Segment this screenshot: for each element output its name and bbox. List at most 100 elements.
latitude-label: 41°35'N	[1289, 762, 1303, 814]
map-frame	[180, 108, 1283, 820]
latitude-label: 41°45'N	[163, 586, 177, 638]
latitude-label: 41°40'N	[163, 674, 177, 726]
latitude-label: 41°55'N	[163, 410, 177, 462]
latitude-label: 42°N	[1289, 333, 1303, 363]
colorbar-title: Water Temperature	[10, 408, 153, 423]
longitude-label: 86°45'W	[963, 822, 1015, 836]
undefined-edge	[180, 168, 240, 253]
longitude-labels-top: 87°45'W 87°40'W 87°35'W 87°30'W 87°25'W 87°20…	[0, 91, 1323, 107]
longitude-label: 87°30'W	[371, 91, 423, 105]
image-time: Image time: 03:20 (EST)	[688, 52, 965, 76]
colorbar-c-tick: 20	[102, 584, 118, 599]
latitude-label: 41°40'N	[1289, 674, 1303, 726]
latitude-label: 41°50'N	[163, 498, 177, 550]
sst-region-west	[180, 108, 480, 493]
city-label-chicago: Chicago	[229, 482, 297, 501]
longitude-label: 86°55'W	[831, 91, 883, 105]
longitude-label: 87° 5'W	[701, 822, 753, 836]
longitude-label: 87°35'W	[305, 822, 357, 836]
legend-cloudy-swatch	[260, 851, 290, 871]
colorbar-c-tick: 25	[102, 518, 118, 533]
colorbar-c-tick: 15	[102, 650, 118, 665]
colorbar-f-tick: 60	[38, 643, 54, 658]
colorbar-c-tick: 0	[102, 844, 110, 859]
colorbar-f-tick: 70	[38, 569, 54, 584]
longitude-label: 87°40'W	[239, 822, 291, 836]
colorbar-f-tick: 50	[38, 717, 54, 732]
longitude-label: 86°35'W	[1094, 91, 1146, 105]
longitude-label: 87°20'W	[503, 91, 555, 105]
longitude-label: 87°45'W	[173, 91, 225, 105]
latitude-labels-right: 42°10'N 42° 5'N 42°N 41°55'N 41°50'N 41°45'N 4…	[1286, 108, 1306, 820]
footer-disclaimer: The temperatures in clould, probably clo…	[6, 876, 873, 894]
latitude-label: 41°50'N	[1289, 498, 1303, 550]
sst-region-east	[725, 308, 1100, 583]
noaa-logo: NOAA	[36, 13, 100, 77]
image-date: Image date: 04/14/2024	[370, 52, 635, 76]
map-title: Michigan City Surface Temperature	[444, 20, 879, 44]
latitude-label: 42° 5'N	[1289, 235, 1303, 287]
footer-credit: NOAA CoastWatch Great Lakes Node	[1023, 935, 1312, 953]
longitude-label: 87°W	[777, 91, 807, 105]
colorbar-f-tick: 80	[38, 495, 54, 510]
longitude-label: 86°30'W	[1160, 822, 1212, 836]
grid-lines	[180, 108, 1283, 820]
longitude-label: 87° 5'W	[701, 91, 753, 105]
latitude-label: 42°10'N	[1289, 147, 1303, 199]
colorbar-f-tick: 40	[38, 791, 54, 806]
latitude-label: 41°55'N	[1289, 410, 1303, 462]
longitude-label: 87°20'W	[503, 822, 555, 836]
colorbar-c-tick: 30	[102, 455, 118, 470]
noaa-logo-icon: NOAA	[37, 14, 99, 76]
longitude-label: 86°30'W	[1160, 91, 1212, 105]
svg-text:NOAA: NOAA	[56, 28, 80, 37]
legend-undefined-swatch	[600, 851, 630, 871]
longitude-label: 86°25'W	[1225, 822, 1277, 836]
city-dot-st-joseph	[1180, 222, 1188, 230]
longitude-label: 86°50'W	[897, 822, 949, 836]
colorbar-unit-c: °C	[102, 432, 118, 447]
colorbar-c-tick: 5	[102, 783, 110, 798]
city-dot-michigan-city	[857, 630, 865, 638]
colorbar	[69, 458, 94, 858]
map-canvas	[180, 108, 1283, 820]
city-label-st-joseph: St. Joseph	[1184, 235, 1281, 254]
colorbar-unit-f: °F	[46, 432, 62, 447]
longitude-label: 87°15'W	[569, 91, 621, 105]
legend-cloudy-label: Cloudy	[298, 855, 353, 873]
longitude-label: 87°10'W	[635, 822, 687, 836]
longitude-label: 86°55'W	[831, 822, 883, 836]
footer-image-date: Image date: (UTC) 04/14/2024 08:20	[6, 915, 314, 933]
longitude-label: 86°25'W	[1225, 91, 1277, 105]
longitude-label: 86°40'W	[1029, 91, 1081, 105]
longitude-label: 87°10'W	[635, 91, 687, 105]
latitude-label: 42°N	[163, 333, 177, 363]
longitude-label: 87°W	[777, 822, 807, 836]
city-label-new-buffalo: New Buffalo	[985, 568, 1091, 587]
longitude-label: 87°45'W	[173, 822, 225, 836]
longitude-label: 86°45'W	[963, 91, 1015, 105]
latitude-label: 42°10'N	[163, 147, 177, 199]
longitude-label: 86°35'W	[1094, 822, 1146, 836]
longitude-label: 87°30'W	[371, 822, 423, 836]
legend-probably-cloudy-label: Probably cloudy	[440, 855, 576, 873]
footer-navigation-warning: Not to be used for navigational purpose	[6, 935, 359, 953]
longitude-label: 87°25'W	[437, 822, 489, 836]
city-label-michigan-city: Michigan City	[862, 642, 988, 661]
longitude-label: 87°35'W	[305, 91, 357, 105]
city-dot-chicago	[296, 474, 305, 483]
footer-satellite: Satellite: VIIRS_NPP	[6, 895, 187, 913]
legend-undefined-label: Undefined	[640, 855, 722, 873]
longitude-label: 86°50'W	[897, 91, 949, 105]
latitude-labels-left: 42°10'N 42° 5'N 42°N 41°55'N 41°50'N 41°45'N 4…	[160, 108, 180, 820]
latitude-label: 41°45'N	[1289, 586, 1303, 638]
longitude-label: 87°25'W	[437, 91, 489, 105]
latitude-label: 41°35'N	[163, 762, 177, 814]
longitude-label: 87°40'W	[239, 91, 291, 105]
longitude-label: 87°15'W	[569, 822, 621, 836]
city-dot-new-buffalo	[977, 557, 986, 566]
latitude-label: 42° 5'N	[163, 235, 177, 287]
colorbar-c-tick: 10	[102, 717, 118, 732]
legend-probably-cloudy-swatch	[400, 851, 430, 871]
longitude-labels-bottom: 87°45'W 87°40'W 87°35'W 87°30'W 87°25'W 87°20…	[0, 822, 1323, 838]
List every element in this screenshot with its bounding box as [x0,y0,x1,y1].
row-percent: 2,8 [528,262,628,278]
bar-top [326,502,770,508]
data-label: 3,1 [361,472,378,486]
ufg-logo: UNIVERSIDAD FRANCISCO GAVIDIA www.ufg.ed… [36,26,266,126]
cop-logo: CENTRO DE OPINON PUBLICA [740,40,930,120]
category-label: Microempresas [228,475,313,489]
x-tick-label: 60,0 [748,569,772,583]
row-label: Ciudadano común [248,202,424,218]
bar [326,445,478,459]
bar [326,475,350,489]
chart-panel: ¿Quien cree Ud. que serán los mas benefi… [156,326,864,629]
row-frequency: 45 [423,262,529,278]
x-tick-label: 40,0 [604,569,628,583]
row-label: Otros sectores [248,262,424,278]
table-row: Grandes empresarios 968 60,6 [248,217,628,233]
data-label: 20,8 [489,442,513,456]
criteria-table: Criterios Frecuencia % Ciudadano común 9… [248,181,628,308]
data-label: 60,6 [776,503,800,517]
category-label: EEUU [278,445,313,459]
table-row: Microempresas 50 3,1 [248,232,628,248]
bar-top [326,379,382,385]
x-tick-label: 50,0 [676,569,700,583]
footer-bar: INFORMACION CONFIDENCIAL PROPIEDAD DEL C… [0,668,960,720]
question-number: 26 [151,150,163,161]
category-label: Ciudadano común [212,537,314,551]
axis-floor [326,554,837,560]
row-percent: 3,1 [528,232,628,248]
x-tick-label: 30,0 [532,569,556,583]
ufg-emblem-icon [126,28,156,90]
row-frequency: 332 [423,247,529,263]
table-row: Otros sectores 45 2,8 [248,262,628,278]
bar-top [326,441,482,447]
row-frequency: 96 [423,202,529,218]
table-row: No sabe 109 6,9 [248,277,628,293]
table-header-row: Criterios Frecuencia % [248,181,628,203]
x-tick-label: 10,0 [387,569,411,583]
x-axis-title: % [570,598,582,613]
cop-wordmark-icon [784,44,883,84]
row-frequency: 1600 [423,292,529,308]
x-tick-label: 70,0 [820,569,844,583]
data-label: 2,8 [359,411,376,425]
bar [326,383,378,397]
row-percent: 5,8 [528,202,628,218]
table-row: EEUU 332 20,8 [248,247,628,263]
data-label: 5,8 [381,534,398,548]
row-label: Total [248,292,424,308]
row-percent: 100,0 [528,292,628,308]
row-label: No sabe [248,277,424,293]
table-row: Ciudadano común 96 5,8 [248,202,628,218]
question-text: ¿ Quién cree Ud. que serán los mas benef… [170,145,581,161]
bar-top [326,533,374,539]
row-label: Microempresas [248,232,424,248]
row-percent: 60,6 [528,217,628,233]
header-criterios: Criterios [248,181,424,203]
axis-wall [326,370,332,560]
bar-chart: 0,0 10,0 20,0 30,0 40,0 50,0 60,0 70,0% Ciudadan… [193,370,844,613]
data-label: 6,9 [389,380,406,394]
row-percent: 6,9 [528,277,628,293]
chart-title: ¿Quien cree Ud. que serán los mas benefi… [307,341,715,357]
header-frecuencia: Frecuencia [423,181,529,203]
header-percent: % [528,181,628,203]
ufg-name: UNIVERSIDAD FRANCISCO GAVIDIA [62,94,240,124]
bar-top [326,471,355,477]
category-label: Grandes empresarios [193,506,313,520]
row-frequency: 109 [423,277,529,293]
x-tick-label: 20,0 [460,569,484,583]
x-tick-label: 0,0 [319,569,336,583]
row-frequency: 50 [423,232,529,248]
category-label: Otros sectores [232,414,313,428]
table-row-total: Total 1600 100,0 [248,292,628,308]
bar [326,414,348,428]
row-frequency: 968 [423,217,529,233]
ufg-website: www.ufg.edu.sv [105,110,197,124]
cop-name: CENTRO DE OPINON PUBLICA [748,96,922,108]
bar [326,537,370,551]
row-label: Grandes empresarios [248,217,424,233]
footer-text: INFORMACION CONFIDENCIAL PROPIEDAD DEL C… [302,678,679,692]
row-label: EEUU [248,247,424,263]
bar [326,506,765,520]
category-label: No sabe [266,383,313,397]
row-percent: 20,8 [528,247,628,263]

------------------------

Directions: Can you render the records as a JSON list of strings, from the first line through the line containing "822, 753, 836]", with one string per line and blank lines left out?

Exercise solution:
[
  "Segment this screenshot: for each element output its name and bbox. List at most 100 elements.",
  "latitude-label: 41°35'N\t[1289, 762, 1303, 814]",
  "map-frame\t[180, 108, 1283, 820]",
  "latitude-label: 41°45'N\t[163, 586, 177, 638]",
  "latitude-label: 41°40'N\t[163, 674, 177, 726]",
  "latitude-label: 41°55'N\t[163, 410, 177, 462]",
  "latitude-label: 42°N\t[1289, 333, 1303, 363]",
  "colorbar-title: Water Temperature\t[10, 408, 153, 423]",
  "longitude-label: 86°45'W\t[963, 822, 1015, 836]",
  "undefined-edge\t[180, 168, 240, 253]",
  "longitude-labels-top: 87°45'W 87°40'W 87°35'W 87°30'W 87°25'W 87°20…\t[0, 91, 1323, 107]",
  "longitude-label: 87°30'W\t[371, 91, 423, 105]",
  "image-time: Image time: 03:20 (EST)\t[688, 52, 965, 76]",
  "colorbar-c-tick: 20\t[102, 584, 118, 599]",
  "latitude-label: 41°40'N\t[1289, 674, 1303, 726]",
  "latitude-label: 41°50'N\t[163, 498, 177, 550]",
  "sst-region-west\t[180, 108, 480, 493]",
  "city-label-chicago: Chicago\t[229, 482, 297, 501]",
  "longitude-label: 86°55'W\t[831, 91, 883, 105]",
  "longitude-label: 87° 5'W\t[701, 822, 753, 836]"
]